Identify each line below that contains the word "this", and copy it out.

(Records from a data source)
## start

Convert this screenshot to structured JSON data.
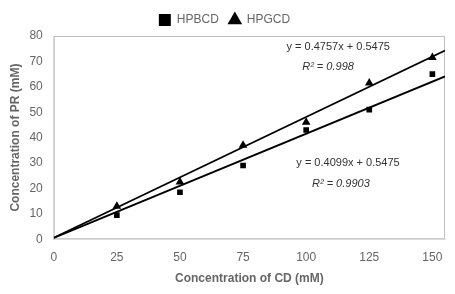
{
  "chart_data": {
    "type": "scatter",
    "xlabel": "Concentration of CD (mM)",
    "ylabel": "Concentration of PR (mM)",
    "series": [
      {
        "type": "line",
        "color": "#000000",
        "line_style": "solid",
        "x": [
          0,
          155
        ],
        "values": [
          0.5475,
          64.082
        ]
      },
      {
        "type": "line",
        "color": "#000000",
        "line_style": "solid",
        "x": [
          0,
          155
        ],
        "values": [
          0.5475,
          74.281
        ]
      },
      {
        "name": "HPBCD",
        "type": "scatter",
        "color": "#000000",
        "marker": "square",
        "x": [
          25,
          50,
          75,
          100,
          125,
          150
        ],
        "values": [
          9.5,
          18.5,
          29.0,
          43.0,
          51.0,
          65.0
        ]
      },
      {
        "name": "HPGCD",
        "type": "scatter",
        "color": "#000000",
        "marker": "triangle",
        "x": [
          25,
          50,
          75,
          100,
          125,
          150
        ],
        "values": [
          13.0,
          22.5,
          37.0,
          46.0,
          61.5,
          71.5
        ]
      }
    ],
    "annotations": [
      "y = 0.4757x + 0.5475",
      "R² = 0.998",
      "y = 0.4099x + 0.5475",
      "R² = 0.9903"
    ],
    "xlim": [
      0,
      155
    ],
    "ylim": [
      0,
      80
    ],
    "xticks": [
      0,
      25,
      50,
      75,
      100,
      125,
      150
    ],
    "yticks": [
      0,
      10,
      20,
      30,
      40,
      50,
      60,
      70,
      80
    ],
    "grid": false,
    "legend": "top"
  }
}
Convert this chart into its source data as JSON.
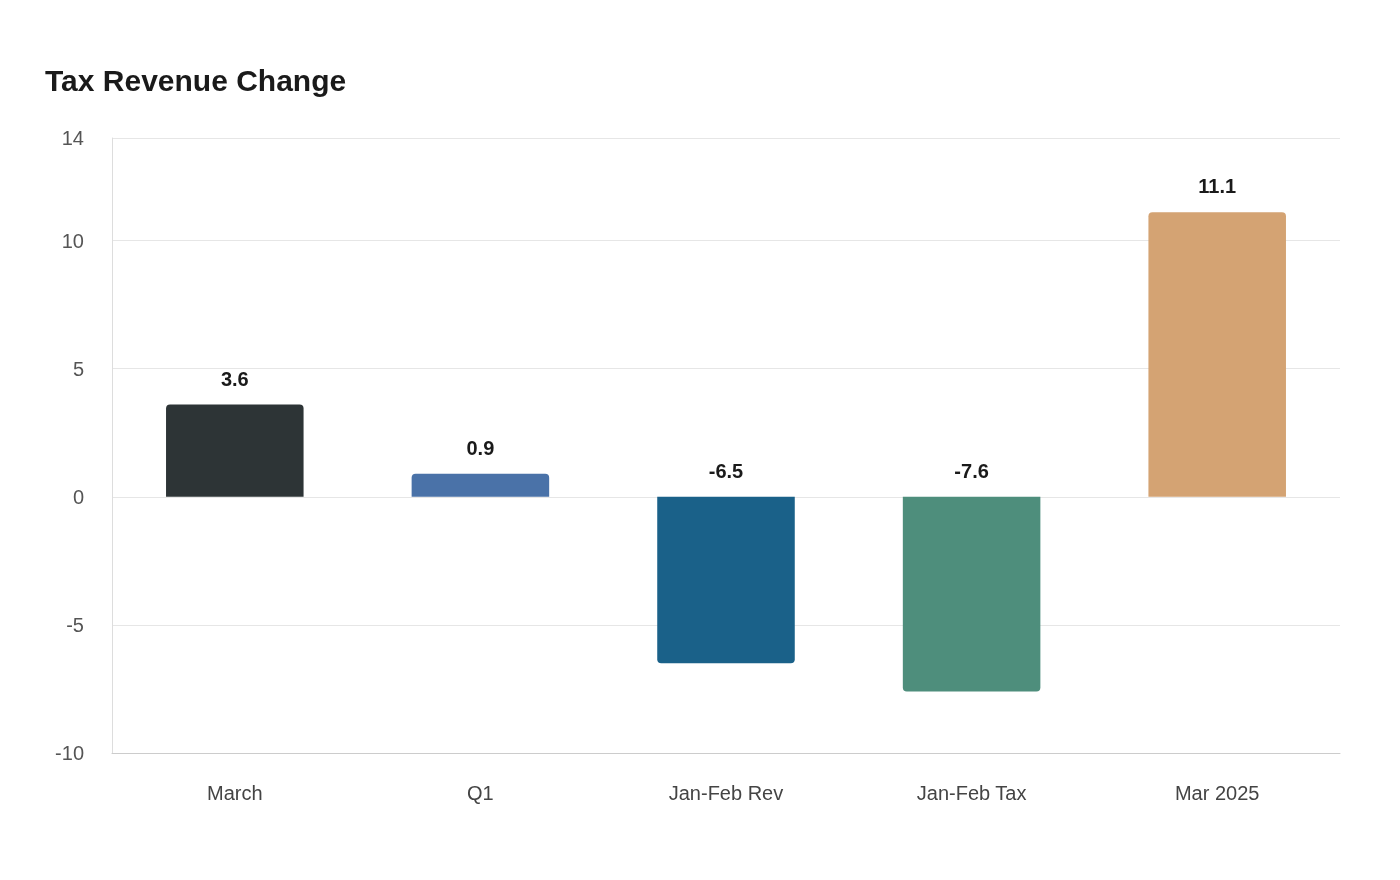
{
  "chart_data": {
    "type": "bar",
    "title": "Tax Revenue Change",
    "categories": [
      "March",
      "Q1",
      "Jan-Feb Rev",
      "Jan-Feb Tax",
      "Mar 2025"
    ],
    "values": [
      3.6,
      0.9,
      -6.5,
      -7.6,
      11.1
    ],
    "colors": [
      "#2d3436",
      "#4a72a8",
      "#1a6189",
      "#4e8e7c",
      "#d4a373"
    ],
    "ylim": [
      -10,
      14
    ],
    "yticks": [
      -10,
      -5,
      0,
      5,
      10,
      14
    ],
    "grid": "y",
    "data_labels": true
  }
}
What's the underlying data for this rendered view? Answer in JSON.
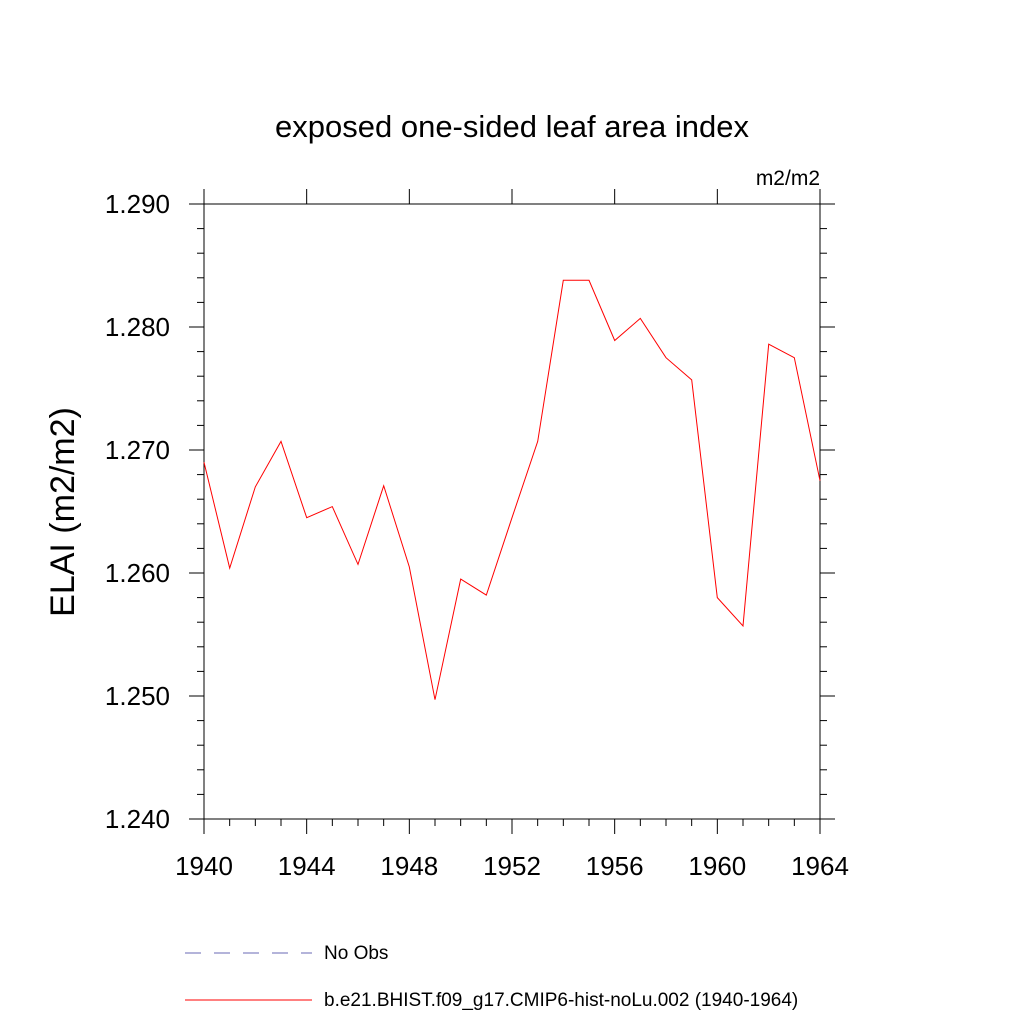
{
  "chart_data": {
    "type": "line",
    "title": "exposed one-sided leaf area index",
    "units_label": "m2/m2",
    "ylabel": "ELAI  (m2/m2)",
    "xlabel": "",
    "xlim": [
      1940,
      1964
    ],
    "ylim": [
      1.24,
      1.29
    ],
    "x_ticks": [
      1940,
      1944,
      1948,
      1952,
      1956,
      1960,
      1964
    ],
    "x_tick_labels": [
      "1940",
      "1944",
      "1948",
      "1952",
      "1956",
      "1960",
      "1964"
    ],
    "y_ticks": [
      1.24,
      1.25,
      1.26,
      1.27,
      1.28,
      1.29
    ],
    "y_tick_labels": [
      "1.240",
      "1.250",
      "1.260",
      "1.270",
      "1.280",
      "1.290"
    ],
    "grid": false,
    "legend_placement": "bottom",
    "series": [
      {
        "name": "b.e21.BHIST.f09_g17.CMIP6-hist-noLu.002 (1940-1964)",
        "color": "#ff0000",
        "style": "solid",
        "x": [
          1940,
          1941,
          1942,
          1943,
          1944,
          1945,
          1946,
          1947,
          1948,
          1949,
          1950,
          1951,
          1952,
          1953,
          1954,
          1955,
          1956,
          1957,
          1958,
          1959,
          1960,
          1961,
          1962,
          1963,
          1964
        ],
        "y": [
          1.269,
          1.2604,
          1.267,
          1.2707,
          1.2645,
          1.2654,
          1.2607,
          1.2671,
          1.2605,
          1.2497,
          1.2595,
          1.2582,
          1.2645,
          1.2707,
          1.2838,
          1.2838,
          1.2789,
          1.2807,
          1.2775,
          1.2757,
          1.258,
          1.2557,
          1.2786,
          1.2775,
          1.2675
        ]
      }
    ],
    "legend": [
      {
        "label": "No Obs",
        "color": "#6a6ab4",
        "style": "dashed"
      },
      {
        "label": "b.e21.BHIST.f09_g17.CMIP6-hist-noLu.002 (1940-1964)",
        "color": "#ff0000",
        "style": "solid"
      }
    ]
  }
}
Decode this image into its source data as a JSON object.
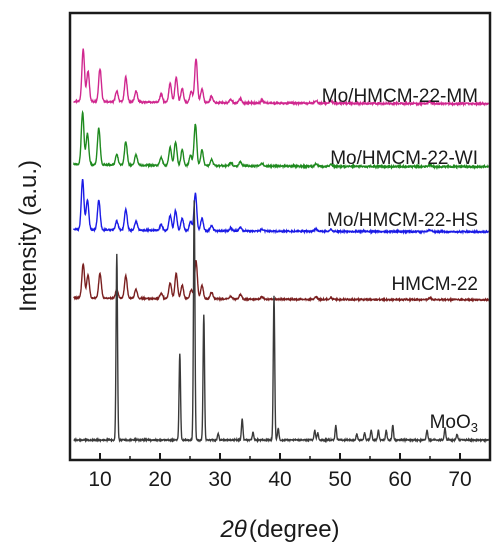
{
  "chart_data": {
    "type": "line",
    "xlabel_symbol": "2θ",
    "xlabel_unit": "(degree)",
    "ylabel": "Intensity (a.u.)",
    "xlim": [
      5,
      75
    ],
    "xticks": [
      10,
      20,
      30,
      40,
      50,
      60,
      70
    ],
    "grid": false,
    "legend": "inline labels at right of each trace",
    "series": [
      {
        "name": "Mo/HMCM-22-MM",
        "color": "#d0288f",
        "offset": 4,
        "baseline": 0.05,
        "peaks": [
          [
            7.2,
            0.95
          ],
          [
            8.0,
            0.55
          ],
          [
            10.0,
            0.6
          ],
          [
            12.8,
            0.2
          ],
          [
            14.3,
            0.45
          ],
          [
            16.0,
            0.2
          ],
          [
            20.2,
            0.15
          ],
          [
            21.7,
            0.35
          ],
          [
            22.7,
            0.45
          ],
          [
            23.7,
            0.25
          ],
          [
            25.2,
            0.2
          ],
          [
            26.0,
            0.8
          ],
          [
            27.0,
            0.25
          ],
          [
            28.6,
            0.12
          ],
          [
            31.8,
            0.06
          ],
          [
            33.4,
            0.08
          ],
          [
            37.0,
            0.05
          ],
          [
            46.0,
            0.05
          ],
          [
            48.5,
            0.04
          ],
          [
            65.0,
            0.04
          ]
        ]
      },
      {
        "name": "Mo/HMCM-22-WI",
        "color": "#1f8a1f",
        "offset": 3,
        "baseline": 0.05,
        "peaks": [
          [
            7.1,
            1.0
          ],
          [
            7.9,
            0.6
          ],
          [
            9.8,
            0.7
          ],
          [
            12.8,
            0.2
          ],
          [
            14.3,
            0.45
          ],
          [
            16.0,
            0.2
          ],
          [
            20.2,
            0.15
          ],
          [
            21.7,
            0.35
          ],
          [
            22.6,
            0.45
          ],
          [
            23.7,
            0.3
          ],
          [
            25.1,
            0.2
          ],
          [
            25.9,
            0.8
          ],
          [
            27.0,
            0.3
          ],
          [
            28.6,
            0.12
          ],
          [
            31.8,
            0.06
          ],
          [
            33.4,
            0.08
          ],
          [
            37.0,
            0.05
          ],
          [
            46.0,
            0.05
          ],
          [
            48.5,
            0.04
          ],
          [
            65.0,
            0.04
          ]
        ]
      },
      {
        "name": "Mo/HMCM-22-HS",
        "color": "#1a1ae6",
        "offset": 2,
        "baseline": 0.05,
        "peaks": [
          [
            7.1,
            1.0
          ],
          [
            7.9,
            0.6
          ],
          [
            9.8,
            0.6
          ],
          [
            12.8,
            0.18
          ],
          [
            14.3,
            0.42
          ],
          [
            16.0,
            0.18
          ],
          [
            20.2,
            0.12
          ],
          [
            21.7,
            0.3
          ],
          [
            22.6,
            0.4
          ],
          [
            23.7,
            0.25
          ],
          [
            25.1,
            0.18
          ],
          [
            25.9,
            0.75
          ],
          [
            27.0,
            0.25
          ],
          [
            28.6,
            0.1
          ],
          [
            31.8,
            0.05
          ],
          [
            33.4,
            0.07
          ],
          [
            37.0,
            0.04
          ],
          [
            46.0,
            0.05
          ],
          [
            48.5,
            0.04
          ],
          [
            65.0,
            0.04
          ]
        ]
      },
      {
        "name": "HMCM-22",
        "color": "#7a1f1f",
        "offset": 1,
        "baseline": 0.05,
        "peaks": [
          [
            7.2,
            0.75
          ],
          [
            8.0,
            0.5
          ],
          [
            10.0,
            0.55
          ],
          [
            12.8,
            0.2
          ],
          [
            14.3,
            0.5
          ],
          [
            16.0,
            0.2
          ],
          [
            20.2,
            0.12
          ],
          [
            21.7,
            0.35
          ],
          [
            22.7,
            0.55
          ],
          [
            23.7,
            0.3
          ],
          [
            25.2,
            0.2
          ],
          [
            26.0,
            0.85
          ],
          [
            27.0,
            0.3
          ],
          [
            28.6,
            0.15
          ],
          [
            31.8,
            0.06
          ],
          [
            33.4,
            0.1
          ],
          [
            37.0,
            0.05
          ],
          [
            46.0,
            0.05
          ],
          [
            48.5,
            0.04
          ],
          [
            65.0,
            0.04
          ]
        ]
      },
      {
        "name": "MoO",
        "name_subscript": "3",
        "color": "#3a3a3a",
        "offset": 0,
        "baseline": 0.02,
        "peaks": [
          [
            12.8,
            1.55
          ],
          [
            23.3,
            0.72
          ],
          [
            25.7,
            2.0
          ],
          [
            27.3,
            1.05
          ],
          [
            29.7,
            0.05
          ],
          [
            33.7,
            0.18
          ],
          [
            35.5,
            0.06
          ],
          [
            39.0,
            1.2
          ],
          [
            39.7,
            0.1
          ],
          [
            45.8,
            0.08
          ],
          [
            46.3,
            0.06
          ],
          [
            49.3,
            0.12
          ],
          [
            52.8,
            0.05
          ],
          [
            54.1,
            0.06
          ],
          [
            55.2,
            0.08
          ],
          [
            56.4,
            0.08
          ],
          [
            57.7,
            0.08
          ],
          [
            58.8,
            0.12
          ],
          [
            64.5,
            0.08
          ],
          [
            67.5,
            0.1
          ],
          [
            69.5,
            0.05
          ]
        ]
      }
    ]
  }
}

## end

Answer to the exercise
Convert this screenshot to structured JSON data.
Convert this chart into its source data as JSON.
What's the underlying data for this rendered view? Answer in JSON.
Decode this image into its source data as a JSON object.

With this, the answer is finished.